======== Record excerpts

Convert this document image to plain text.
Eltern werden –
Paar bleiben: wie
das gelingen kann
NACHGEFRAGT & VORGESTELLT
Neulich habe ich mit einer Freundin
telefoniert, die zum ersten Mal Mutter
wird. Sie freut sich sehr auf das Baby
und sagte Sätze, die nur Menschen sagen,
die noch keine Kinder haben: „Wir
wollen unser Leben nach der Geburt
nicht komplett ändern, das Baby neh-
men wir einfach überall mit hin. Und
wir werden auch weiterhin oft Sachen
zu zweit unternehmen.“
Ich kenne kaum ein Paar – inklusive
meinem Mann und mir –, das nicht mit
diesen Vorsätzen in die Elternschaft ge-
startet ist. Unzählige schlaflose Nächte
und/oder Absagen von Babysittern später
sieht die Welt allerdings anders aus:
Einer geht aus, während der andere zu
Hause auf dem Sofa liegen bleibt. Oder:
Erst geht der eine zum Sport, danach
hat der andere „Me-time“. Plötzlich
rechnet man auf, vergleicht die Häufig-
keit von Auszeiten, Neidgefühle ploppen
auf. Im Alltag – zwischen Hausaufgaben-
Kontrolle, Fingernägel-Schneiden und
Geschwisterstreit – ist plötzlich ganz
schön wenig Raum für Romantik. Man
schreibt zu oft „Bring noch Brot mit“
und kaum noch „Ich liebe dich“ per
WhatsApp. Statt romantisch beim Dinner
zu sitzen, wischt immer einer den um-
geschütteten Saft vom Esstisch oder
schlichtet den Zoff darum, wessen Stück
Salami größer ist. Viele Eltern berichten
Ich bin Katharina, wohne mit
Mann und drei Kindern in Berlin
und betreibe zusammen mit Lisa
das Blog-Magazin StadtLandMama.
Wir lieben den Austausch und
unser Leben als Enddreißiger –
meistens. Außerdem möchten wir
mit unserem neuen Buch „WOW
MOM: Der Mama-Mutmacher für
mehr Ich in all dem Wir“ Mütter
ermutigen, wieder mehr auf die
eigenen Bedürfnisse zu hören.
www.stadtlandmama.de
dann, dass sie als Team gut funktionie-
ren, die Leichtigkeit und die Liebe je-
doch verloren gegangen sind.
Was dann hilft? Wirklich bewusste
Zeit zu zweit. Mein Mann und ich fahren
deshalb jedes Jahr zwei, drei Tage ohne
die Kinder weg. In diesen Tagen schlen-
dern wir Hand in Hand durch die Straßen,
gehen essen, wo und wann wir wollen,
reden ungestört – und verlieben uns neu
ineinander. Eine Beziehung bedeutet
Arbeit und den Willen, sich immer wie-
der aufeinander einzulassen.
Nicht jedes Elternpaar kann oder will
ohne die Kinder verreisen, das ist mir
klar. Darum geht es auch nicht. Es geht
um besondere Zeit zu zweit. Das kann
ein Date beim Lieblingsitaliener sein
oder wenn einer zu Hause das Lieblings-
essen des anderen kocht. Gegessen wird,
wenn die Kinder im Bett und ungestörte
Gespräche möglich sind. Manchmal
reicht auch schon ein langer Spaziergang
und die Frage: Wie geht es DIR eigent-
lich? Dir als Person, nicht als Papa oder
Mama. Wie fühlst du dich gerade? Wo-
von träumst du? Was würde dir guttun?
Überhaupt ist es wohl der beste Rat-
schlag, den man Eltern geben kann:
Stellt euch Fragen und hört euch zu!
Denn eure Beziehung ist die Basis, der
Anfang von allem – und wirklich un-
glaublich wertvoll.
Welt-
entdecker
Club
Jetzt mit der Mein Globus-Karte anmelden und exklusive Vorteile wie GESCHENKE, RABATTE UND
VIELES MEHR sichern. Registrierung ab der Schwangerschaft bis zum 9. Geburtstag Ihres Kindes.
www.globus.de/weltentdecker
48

================

> _Given exercise_:
Quote each line above in full, word for word.

> _Answer for this exercise_:
Convert this document image to plain text.
Eltern werden –
Paar bleiben: wie
das gelingen kann
NACHGEFRAGT & VORGESTELLT
Neulich habe ich mit einer Freundin
telefoniert, die zum ersten Mal Mutter
wird. Sie freut sich sehr auf das Baby
und sagte Sätze, die nur Menschen sagen,
die noch keine Kinder haben: „Wir
wollen unser Leben nach der Geburt
nicht komplett ändern, das Baby neh-
men wir einfach überall mit hin. Und
wir werden auch weiterhin oft Sachen
zu zweit unternehmen.“
Ich kenne kaum ein Paar – inklusive
meinem Mann und mir –, das nicht mit
diesen Vorsätzen in die Elternschaft ge-
startet ist. Unzählige schlaflose Nächte
und/oder Absagen von Babysittern später
sieht die Welt allerdings anders aus:
Einer geht aus, während der andere zu
Hause auf dem Sofa liegen bleibt. Oder:
Erst geht der eine zum Sport, danach
hat der andere „Me-time“. Plötzlich
rechnet man auf, vergleicht die Häufig-
keit von Auszeiten, Neidgefühle ploppen
auf. Im Alltag – zwischen Hausaufgaben-
Kontrolle, Fingernägel-Schneiden und
Geschwisterstreit – ist plötzlich ganz
schön wenig Raum für Romantik. Man
schreibt zu oft „Bring noch Brot mit“
und kaum noch „Ich liebe dich“ per
WhatsApp. Statt romantisch beim Dinner
zu sitzen, wischt immer einer den um-
geschütteten Saft vom Esstisch oder
schlichtet den Zoff darum, wessen Stück
Salami größer ist. Viele Eltern berichten
Ich bin Katharina, wohne mit
Mann und drei Kindern in Berlin
und betreibe zusammen mit Lisa
das Blog-Magazin StadtLandMama.
Wir lieben den Austausch und
unser Leben als Enddreißiger –
meistens. Außerdem möchten wir
mit unserem neuen Buch „WOW
MOM: Der Mama-Mutmacher für
mehr Ich in all dem Wir“ Mütter
ermutigen, wieder mehr auf die
eigenen Bedürfnisse zu hören.
www.stadtlandmama.de
dann, dass sie als Team gut funktionie-
ren, die Leichtigkeit und die Liebe je-
doch verloren gegangen sind.
Was dann hilft? Wirklich bewusste
Zeit zu zweit. Mein Mann und ich fahren
deshalb jedes Jahr zwei, drei Tage ohne
die Kinder weg. In diesen Tagen schlen-
dern wir Hand in Hand durch die Straßen,
gehen essen, wo und wann wir wollen,
reden ungestört – und verlieben uns neu
ineinander. Eine Beziehung bedeutet
Arbeit und den Willen, sich immer wie-
der aufeinander einzulassen.
Nicht jedes Elternpaar kann oder will
ohne die Kinder verreisen, das ist mir
klar. Darum geht es auch nicht. Es geht
um besondere Zeit zu zweit. Das kann
ein Date beim Lieblingsitaliener sein
oder wenn einer zu Hause das Lieblings-
essen des anderen kocht. Gegessen wird,
wenn die Kinder im Bett und ungestörte
Gespräche möglich sind. Manchmal
reicht auch schon ein langer Spaziergang
und die Frage: Wie geht es DIR eigent-
lich? Dir als Person, nicht als Papa oder
Mama. Wie fühlst du dich gerade? Wo-
von träumst du? Was würde dir guttun?
Überhaupt ist es wohl der beste Rat-
schlag, den man Eltern geben kann:
Stellt euch Fragen und hört euch zu!
Denn eure Beziehung ist die Basis, der
Anfang von allem – und wirklich un-
glaublich wertvoll.
Welt-
entdecker
Club
Jetzt mit der Mein Globus-Karte anmelden und exklusive Vorteile wie GESCHENKE, RABATTE UND
VIELES MEHR sichern. Registrierung ab der Schwangerschaft bis zum 9. Geburtstag Ihres Kindes.
www.globus.de/weltentdecker
48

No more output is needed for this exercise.